_EXERCISE DIRECTIONS_. Print the listing that follows, character for character.

[Begin GIVEN DATA]

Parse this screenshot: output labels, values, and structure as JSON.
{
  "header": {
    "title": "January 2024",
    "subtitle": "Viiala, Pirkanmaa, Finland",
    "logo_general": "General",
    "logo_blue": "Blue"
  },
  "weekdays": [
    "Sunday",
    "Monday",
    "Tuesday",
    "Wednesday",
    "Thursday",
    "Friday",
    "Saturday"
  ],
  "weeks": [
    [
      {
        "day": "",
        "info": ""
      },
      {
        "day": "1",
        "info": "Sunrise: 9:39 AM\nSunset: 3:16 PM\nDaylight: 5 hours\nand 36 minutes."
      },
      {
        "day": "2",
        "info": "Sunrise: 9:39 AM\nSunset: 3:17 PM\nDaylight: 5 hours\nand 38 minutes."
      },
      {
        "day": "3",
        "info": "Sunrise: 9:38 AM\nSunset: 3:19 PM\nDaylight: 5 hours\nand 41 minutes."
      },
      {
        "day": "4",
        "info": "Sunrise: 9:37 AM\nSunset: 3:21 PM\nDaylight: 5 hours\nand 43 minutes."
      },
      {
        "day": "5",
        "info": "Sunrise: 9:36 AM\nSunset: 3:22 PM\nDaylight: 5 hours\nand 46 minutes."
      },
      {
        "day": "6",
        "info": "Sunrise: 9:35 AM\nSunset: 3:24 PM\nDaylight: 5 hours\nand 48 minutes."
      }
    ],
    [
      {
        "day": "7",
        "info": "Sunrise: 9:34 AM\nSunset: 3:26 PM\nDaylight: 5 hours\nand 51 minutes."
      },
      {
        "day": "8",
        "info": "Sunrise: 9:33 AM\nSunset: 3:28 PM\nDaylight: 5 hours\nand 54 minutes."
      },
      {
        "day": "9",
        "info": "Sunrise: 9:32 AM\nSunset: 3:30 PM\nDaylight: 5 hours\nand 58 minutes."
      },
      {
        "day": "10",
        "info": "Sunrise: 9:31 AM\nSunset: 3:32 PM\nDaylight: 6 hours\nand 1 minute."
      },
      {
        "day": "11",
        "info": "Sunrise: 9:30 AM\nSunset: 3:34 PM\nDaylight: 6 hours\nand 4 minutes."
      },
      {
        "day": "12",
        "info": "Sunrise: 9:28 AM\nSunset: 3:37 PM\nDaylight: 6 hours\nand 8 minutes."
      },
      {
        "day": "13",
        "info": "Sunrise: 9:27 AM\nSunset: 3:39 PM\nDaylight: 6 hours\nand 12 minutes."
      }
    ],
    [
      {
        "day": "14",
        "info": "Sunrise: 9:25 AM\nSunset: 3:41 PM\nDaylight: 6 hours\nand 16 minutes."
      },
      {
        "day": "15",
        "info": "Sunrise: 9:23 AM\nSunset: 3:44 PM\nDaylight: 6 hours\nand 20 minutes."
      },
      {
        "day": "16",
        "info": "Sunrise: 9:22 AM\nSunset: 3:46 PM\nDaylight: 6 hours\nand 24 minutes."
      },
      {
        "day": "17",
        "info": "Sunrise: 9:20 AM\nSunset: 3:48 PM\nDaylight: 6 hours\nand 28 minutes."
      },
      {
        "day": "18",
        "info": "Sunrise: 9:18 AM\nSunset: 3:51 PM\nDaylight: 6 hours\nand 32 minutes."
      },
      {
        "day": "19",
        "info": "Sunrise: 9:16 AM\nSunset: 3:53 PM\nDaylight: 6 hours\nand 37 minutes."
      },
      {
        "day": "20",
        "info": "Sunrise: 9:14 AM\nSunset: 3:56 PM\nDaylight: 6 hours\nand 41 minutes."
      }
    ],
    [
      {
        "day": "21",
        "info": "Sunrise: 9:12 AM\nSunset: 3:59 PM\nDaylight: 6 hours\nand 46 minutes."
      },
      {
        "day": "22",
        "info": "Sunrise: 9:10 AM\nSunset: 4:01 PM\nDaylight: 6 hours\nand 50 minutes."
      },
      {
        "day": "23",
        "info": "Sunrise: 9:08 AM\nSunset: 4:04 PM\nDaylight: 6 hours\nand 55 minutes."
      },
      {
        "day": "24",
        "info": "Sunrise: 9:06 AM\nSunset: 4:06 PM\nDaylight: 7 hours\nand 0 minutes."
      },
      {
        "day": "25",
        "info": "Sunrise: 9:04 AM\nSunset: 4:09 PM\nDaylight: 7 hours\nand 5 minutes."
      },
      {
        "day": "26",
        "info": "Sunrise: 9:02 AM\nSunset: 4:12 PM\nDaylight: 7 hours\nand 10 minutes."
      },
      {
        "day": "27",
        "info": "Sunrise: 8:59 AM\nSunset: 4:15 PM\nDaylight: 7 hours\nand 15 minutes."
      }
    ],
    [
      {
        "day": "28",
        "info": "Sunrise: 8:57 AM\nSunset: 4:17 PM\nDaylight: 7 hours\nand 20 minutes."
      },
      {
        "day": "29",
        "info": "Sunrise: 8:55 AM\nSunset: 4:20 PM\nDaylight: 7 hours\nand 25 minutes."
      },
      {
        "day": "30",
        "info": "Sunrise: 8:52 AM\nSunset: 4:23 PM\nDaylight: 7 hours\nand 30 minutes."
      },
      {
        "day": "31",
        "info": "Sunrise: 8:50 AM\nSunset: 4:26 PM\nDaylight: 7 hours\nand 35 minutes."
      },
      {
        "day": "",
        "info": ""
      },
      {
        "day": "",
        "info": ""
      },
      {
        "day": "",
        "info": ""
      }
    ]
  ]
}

[End GIVEN DATA]

_WRITTEN SOLUTION_.
Parse this screenshot: output labels, values, and structure as JSON.
{
  "header": {
    "title": "January 2024",
    "subtitle": "Viiala, Pirkanmaa, Finland",
    "logo_general": "General",
    "logo_blue": "Blue"
  },
  "weekdays": [
    "Sunday",
    "Monday",
    "Tuesday",
    "Wednesday",
    "Thursday",
    "Friday",
    "Saturday"
  ],
  "weeks": [
    [
      {
        "day": "",
        "info": ""
      },
      {
        "day": "1",
        "info": "Sunrise: 9:39 AM\nSunset: 3:16 PM\nDaylight: 5 hours\nand 36 minutes."
      },
      {
        "day": "2",
        "info": "Sunrise: 9:39 AM\nSunset: 3:17 PM\nDaylight: 5 hours\nand 38 minutes."
      },
      {
        "day": "3",
        "info": "Sunrise: 9:38 AM\nSunset: 3:19 PM\nDaylight: 5 hours\nand 41 minutes."
      },
      {
        "day": "4",
        "info": "Sunrise: 9:37 AM\nSunset: 3:21 PM\nDaylight: 5 hours\nand 43 minutes."
      },
      {
        "day": "5",
        "info": "Sunrise: 9:36 AM\nSunset: 3:22 PM\nDaylight: 5 hours\nand 46 minutes."
      },
      {
        "day": "6",
        "info": "Sunrise: 9:35 AM\nSunset: 3:24 PM\nDaylight: 5 hours\nand 48 minutes."
      }
    ],
    [
      {
        "day": "7",
        "info": "Sunrise: 9:34 AM\nSunset: 3:26 PM\nDaylight: 5 hours\nand 51 minutes."
      },
      {
        "day": "8",
        "info": "Sunrise: 9:33 AM\nSunset: 3:28 PM\nDaylight: 5 hours\nand 54 minutes."
      },
      {
        "day": "9",
        "info": "Sunrise: 9:32 AM\nSunset: 3:30 PM\nDaylight: 5 hours\nand 58 minutes."
      },
      {
        "day": "10",
        "info": "Sunrise: 9:31 AM\nSunset: 3:32 PM\nDaylight: 6 hours\nand 1 minute."
      },
      {
        "day": "11",
        "info": "Sunrise: 9:30 AM\nSunset: 3:34 PM\nDaylight: 6 hours\nand 4 minutes."
      },
      {
        "day": "12",
        "info": "Sunrise: 9:28 AM\nSunset: 3:37 PM\nDaylight: 6 hours\nand 8 minutes."
      },
      {
        "day": "13",
        "info": "Sunrise: 9:27 AM\nSunset: 3:39 PM\nDaylight: 6 hours\nand 12 minutes."
      }
    ],
    [
      {
        "day": "14",
        "info": "Sunrise: 9:25 AM\nSunset: 3:41 PM\nDaylight: 6 hours\nand 16 minutes."
      },
      {
        "day": "15",
        "info": "Sunrise: 9:23 AM\nSunset: 3:44 PM\nDaylight: 6 hours\nand 20 minutes."
      },
      {
        "day": "16",
        "info": "Sunrise: 9:22 AM\nSunset: 3:46 PM\nDaylight: 6 hours\nand 24 minutes."
      },
      {
        "day": "17",
        "info": "Sunrise: 9:20 AM\nSunset: 3:48 PM\nDaylight: 6 hours\nand 28 minutes."
      },
      {
        "day": "18",
        "info": "Sunrise: 9:18 AM\nSunset: 3:51 PM\nDaylight: 6 hours\nand 32 minutes."
      },
      {
        "day": "19",
        "info": "Sunrise: 9:16 AM\nSunset: 3:53 PM\nDaylight: 6 hours\nand 37 minutes."
      },
      {
        "day": "20",
        "info": "Sunrise: 9:14 AM\nSunset: 3:56 PM\nDaylight: 6 hours\nand 41 minutes."
      }
    ],
    [
      {
        "day": "21",
        "info": "Sunrise: 9:12 AM\nSunset: 3:59 PM\nDaylight: 6 hours\nand 46 minutes."
      },
      {
        "day": "22",
        "info": "Sunrise: 9:10 AM\nSunset: 4:01 PM\nDaylight: 6 hours\nand 50 minutes."
      },
      {
        "day": "23",
        "info": "Sunrise: 9:08 AM\nSunset: 4:04 PM\nDaylight: 6 hours\nand 55 minutes."
      },
      {
        "day": "24",
        "info": "Sunrise: 9:06 AM\nSunset: 4:06 PM\nDaylight: 7 hours\nand 0 minutes."
      },
      {
        "day": "25",
        "info": "Sunrise: 9:04 AM\nSunset: 4:09 PM\nDaylight: 7 hours\nand 5 minutes."
      },
      {
        "day": "26",
        "info": "Sunrise: 9:02 AM\nSunset: 4:12 PM\nDaylight: 7 hours\nand 10 minutes."
      },
      {
        "day": "27",
        "info": "Sunrise: 8:59 AM\nSunset: 4:15 PM\nDaylight: 7 hours\nand 15 minutes."
      }
    ],
    [
      {
        "day": "28",
        "info": "Sunrise: 8:57 AM\nSunset: 4:17 PM\nDaylight: 7 hours\nand 20 minutes."
      },
      {
        "day": "29",
        "info": "Sunrise: 8:55 AM\nSunset: 4:20 PM\nDaylight: 7 hours\nand 25 minutes."
      },
      {
        "day": "30",
        "info": "Sunrise: 8:52 AM\nSunset: 4:23 PM\nDaylight: 7 hours\nand 30 minutes."
      },
      {
        "day": "31",
        "info": "Sunrise: 8:50 AM\nSunset: 4:26 PM\nDaylight: 7 hours\nand 35 minutes."
      },
      {
        "day": "",
        "info": ""
      },
      {
        "day": "",
        "info": ""
      },
      {
        "day": "",
        "info": ""
      }
    ]
  ]
}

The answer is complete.